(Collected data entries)
** start **

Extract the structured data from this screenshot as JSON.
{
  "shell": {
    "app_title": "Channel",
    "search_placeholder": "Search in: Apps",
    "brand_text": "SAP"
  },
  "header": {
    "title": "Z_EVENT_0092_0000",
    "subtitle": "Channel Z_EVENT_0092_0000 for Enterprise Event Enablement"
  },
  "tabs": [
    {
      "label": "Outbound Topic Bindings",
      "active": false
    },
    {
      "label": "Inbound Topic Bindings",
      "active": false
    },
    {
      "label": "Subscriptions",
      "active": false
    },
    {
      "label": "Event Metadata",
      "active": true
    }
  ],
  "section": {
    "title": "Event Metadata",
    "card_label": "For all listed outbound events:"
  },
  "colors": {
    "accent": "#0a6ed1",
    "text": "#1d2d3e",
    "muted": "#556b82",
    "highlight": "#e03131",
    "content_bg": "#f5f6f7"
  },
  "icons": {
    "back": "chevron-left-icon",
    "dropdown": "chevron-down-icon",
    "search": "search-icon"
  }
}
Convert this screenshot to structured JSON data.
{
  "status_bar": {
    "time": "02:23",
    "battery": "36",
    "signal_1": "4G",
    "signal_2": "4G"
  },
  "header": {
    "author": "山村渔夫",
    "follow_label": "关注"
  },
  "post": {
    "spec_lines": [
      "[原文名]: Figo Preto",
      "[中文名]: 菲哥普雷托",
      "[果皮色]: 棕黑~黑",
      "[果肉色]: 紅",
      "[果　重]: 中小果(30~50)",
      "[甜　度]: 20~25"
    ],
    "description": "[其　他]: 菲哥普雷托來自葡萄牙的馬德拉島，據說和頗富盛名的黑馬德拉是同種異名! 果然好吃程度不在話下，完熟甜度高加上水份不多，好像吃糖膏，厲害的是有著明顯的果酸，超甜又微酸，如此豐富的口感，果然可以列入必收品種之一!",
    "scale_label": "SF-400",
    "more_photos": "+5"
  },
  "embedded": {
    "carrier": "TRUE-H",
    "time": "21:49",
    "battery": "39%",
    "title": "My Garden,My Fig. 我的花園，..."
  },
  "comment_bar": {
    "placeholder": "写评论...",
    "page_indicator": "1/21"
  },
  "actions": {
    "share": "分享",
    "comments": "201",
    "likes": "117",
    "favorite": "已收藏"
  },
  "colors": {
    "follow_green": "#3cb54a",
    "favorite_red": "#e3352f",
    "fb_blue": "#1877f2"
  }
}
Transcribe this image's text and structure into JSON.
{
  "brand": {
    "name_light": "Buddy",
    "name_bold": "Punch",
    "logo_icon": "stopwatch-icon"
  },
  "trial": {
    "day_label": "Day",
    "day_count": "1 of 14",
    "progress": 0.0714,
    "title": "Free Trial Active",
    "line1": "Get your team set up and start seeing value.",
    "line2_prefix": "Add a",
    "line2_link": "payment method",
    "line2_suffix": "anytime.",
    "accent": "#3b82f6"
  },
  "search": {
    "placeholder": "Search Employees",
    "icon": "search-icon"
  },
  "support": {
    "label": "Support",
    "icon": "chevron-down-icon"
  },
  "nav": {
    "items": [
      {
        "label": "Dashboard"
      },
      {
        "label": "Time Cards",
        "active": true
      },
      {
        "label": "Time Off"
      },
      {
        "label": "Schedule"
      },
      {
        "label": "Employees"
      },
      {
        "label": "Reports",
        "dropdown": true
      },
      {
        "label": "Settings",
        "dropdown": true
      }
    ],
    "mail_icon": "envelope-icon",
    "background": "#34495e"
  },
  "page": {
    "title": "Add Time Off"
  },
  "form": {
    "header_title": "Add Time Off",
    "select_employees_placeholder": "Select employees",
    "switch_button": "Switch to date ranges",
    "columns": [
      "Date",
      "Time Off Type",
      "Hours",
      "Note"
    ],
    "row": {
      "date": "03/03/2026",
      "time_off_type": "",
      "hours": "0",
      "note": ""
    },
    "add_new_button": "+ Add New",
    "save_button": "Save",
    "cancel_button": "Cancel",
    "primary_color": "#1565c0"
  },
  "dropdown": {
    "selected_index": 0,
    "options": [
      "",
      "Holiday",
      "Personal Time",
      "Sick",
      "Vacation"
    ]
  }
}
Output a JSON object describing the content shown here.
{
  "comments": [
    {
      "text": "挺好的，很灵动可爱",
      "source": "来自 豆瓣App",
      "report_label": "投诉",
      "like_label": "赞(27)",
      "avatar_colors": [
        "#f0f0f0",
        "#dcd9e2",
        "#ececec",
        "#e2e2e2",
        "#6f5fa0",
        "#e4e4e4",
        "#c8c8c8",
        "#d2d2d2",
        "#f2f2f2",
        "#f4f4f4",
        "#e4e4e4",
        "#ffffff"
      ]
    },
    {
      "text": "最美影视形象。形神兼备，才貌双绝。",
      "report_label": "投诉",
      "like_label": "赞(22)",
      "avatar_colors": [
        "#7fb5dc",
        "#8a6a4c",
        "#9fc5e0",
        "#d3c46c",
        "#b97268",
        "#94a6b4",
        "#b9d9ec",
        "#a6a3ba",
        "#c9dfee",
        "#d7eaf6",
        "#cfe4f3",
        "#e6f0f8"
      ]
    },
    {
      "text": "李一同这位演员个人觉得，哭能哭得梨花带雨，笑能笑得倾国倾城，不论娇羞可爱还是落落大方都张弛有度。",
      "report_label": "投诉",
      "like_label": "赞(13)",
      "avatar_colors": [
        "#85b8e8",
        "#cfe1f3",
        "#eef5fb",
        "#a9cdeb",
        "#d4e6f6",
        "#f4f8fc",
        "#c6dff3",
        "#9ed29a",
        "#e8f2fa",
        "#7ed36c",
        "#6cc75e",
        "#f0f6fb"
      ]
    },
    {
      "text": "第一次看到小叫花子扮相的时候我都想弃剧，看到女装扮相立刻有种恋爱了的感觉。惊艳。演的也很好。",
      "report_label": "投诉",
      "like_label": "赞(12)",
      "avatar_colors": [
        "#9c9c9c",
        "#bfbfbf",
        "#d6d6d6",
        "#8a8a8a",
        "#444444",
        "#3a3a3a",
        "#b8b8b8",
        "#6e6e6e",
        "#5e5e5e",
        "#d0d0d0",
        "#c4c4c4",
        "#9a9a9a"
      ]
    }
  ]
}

** end **

Going through the data above, count the lines where the string "this" appears, and answer with only that number.

_Written reply:_ 3